Fragmento original —

********

La ética de los sentimientos se alinea con la creencia, profundamente arraigada en una población que excede el número de votantes republicanos, de que las buenas intenciones de Estados Unidos están inscritas para siempre en la Constitución y la Carta de Derechos y que esto se contagia de manera innata a todos aquellos que se sienten estadounidenses. No importan el esclavismo, el racismo sistémico y la explotación, el desapoderamiento de las mujeres, las constantes guerras de agresión. Las Intenciones de los Fundadores son buenas y están ahí para que todos las veamos, y los actos no importan: la historia estadounidense está repleta de crímenes descartados como errores honestos. Más recientemente, las mentiras del régimen de Bush, que creó sistemas de tortura y vigilancia, surgieron de la sensación de que el país estaba en peligro tras el 11S: ¿quién podría negar la verdad y la legitimidad de esa postura?

El ethos autocomplaciente de Estados Unidos impidió que una empresa inmoral y criminal fuera investigada. Uno de los beneficios de esa inmunidad fue que los estadounidenses podían seguir sintiéndose gente decente, a pesar de la evidencia que lo niega. La elección de Barack Obama confirmó el sentimiento, y él, a cambio, evitó mencionar de alguna manera relevante la bancarrota ética (y financiera) de la América de Bush. La cultura estadounidense se adaptó totalmente a ello porque da igual lo que hayamos hecho, somos gente estupenda (¡Hemos votado a un negro!), todos nacidos y criados como ciudadanos bajo una ética excepcionalista. Incluso ahora, después de que Trump superara una entrevista de trabajo nacional mientras sus tendencias psicópatas resultaban evidentes, los demócratas, empezando por el presidente Obama, no pueden aceptar que la idea de decencia estadounidense ya no es viable.

Y aquí llega Donald Trump. Dice las cosas como son, como se dice, que es cierto si cómo son está determinado por los sentimientos. No es más que un fardo “viagrático” de agresiones incoherentes reunidas en una única intención: hacer que América sea grande otra vez. Una vez que los sentimientos de sus simpatizantes empoderaron la intención, no hay ningún hecho o pensamiento que importe. La elección de Trump confirmó los valores, y ni los sentimientos heridos de los votantes de Trump ni sus intenciones decentes podrían ser tildados de racistas. ¿Quién en su sano juicio argumentaría que prentendía apoyar el discurso del nacionalismo blanco, o que buscaba transformar la democracia estadounidense en una autocracia?

********

Material —
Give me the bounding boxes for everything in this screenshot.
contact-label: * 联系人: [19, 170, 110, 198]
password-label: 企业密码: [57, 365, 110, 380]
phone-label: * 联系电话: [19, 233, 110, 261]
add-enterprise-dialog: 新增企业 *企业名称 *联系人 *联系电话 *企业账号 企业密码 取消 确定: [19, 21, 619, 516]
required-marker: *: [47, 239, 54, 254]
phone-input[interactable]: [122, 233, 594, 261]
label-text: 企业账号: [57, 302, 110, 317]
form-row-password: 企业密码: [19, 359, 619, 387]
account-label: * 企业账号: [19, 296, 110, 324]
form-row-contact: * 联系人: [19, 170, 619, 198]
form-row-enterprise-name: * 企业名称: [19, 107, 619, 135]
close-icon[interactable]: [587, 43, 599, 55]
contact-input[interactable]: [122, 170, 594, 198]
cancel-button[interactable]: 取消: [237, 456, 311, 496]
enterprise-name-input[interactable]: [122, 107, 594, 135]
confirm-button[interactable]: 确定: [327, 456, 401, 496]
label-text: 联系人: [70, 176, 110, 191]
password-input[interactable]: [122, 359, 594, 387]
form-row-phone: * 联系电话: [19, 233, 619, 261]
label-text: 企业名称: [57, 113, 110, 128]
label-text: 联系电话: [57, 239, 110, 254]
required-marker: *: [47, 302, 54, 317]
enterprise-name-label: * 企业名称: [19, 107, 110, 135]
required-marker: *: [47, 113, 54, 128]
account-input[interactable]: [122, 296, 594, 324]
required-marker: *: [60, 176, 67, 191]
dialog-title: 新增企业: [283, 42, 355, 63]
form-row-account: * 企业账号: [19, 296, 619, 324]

********

Requisitos —
(a) ¿Qué sistemas creó el régimen de Bush, según el fragmento sobre la ética de los sentimientos en Estados Unidos?
(b) Escribe cómo sigue el fragmento sobre la ética de los sentimientos en Estados Unidos después de su última oración.
No hace falta consultar las filas.

Respuestas por tarea —
(a) Sistemas de tortura y vigilancia.

(b)
La ventaja insuperable del ethos “intencionalista” es que uno puede asignarle un valor moral a un acto negociando sus intenciones. Inmediatamente, los ciudadanos blancos de este país están realizado una reevaluación de lo que constituye un “verdadero” racista. Los votantes blancos trumpistas obvian que Trump pretende discriminar a los no blancos apelando a su buena intención de hacer que América sea grande de nuevo. A la vez, rechazan que se les llame racistas, como harían sus amigos blancos clintonitas y su familia, porque, ya sabes, no pueden ser racistas “de verdad”. Las interpretaciones enrevesadas del resultado electoral que se centraron en la sensación confusa de la ansiedad económica sirven al mismo propósito. En más de una cena de Acción de Gracias se realizarán esas negociaciones éticas, todos los negociadores llenos con el mismo pavo. El resultado común, más allá de la indigestión, será la normalización del racismo: estamos de acuerdo en que estamos en desacuerdo, que les jodan a los oscuros y sus amigos los judíos.

La gran negociación lleva a una operación de blanqueo. La mayoría de los votantes blancos de Trump (tan distintos de esos a los que les gusta incendiar cruces y que no tienen ningún problema con el racismo) dedica actualmente sus esfuerzos en conceptualizar posiciones éticas en las que no se sientan racistas mientras se aprovechan completamente de un sistema abiertamente racista en el que ser blanco tiene un valor inmenso. Esto tampoco es nuevo. De hecho, así se ha comportado la América blanca durante mucho tiempo. Lo que es nuevo relativamente es la agresión tan descarada del racismo trumpista y, con él, un nuevo valor de lo que significa ser blanco, que requiere una renegociación astuta. A los votantes trumpistas (y sus invitados de Acción de Gracias) les gustaría sentirse como inintencionadamente blancos en una operación política de nacionalismo blanco intencionado que está a punto de tomar el aparato estatal estadounidense.

Pero la única ética que importa es la basada en los actos -lo que importa es lo que haces, no lo que sientes-. Después de todo, el sistema legal de este país hasta la fecha está basado en la razón y la creencia en la racionalidad de la ley, y es indiferente hacia el valor ético de las acciones. Y las acciones son hechos -lo que haces es lo que es-. Los votantes de Trump realizaron el acto de votar a un racista desvergonzado con un discurso de odio que es una acción y un hecho en el espacio público. Existe la posibilidad de que los votantes blancos de Trump supieran exactamente lo que estaban votando y lo que deseaban. Después de todo, Trump no ha dejado de prometerlo, una y otra vez, y ya está aquí. Pero aunque no tuvieran intención de ser racistas, los votantes de Trump deben reconciliarse con sus actos. Estos pueden incluir deportar millones de personas, que no es posible sin violencia, o la discriminación legal contra ciudadanos estadounidenses musulmanes. Si estos actos llegan a ocurrir, aquellos que tomaron la decisión inicial de votar a Trump, cualesquiera que fueran sus intenciones, le habrán dado un mandato innegable para el racismo radical.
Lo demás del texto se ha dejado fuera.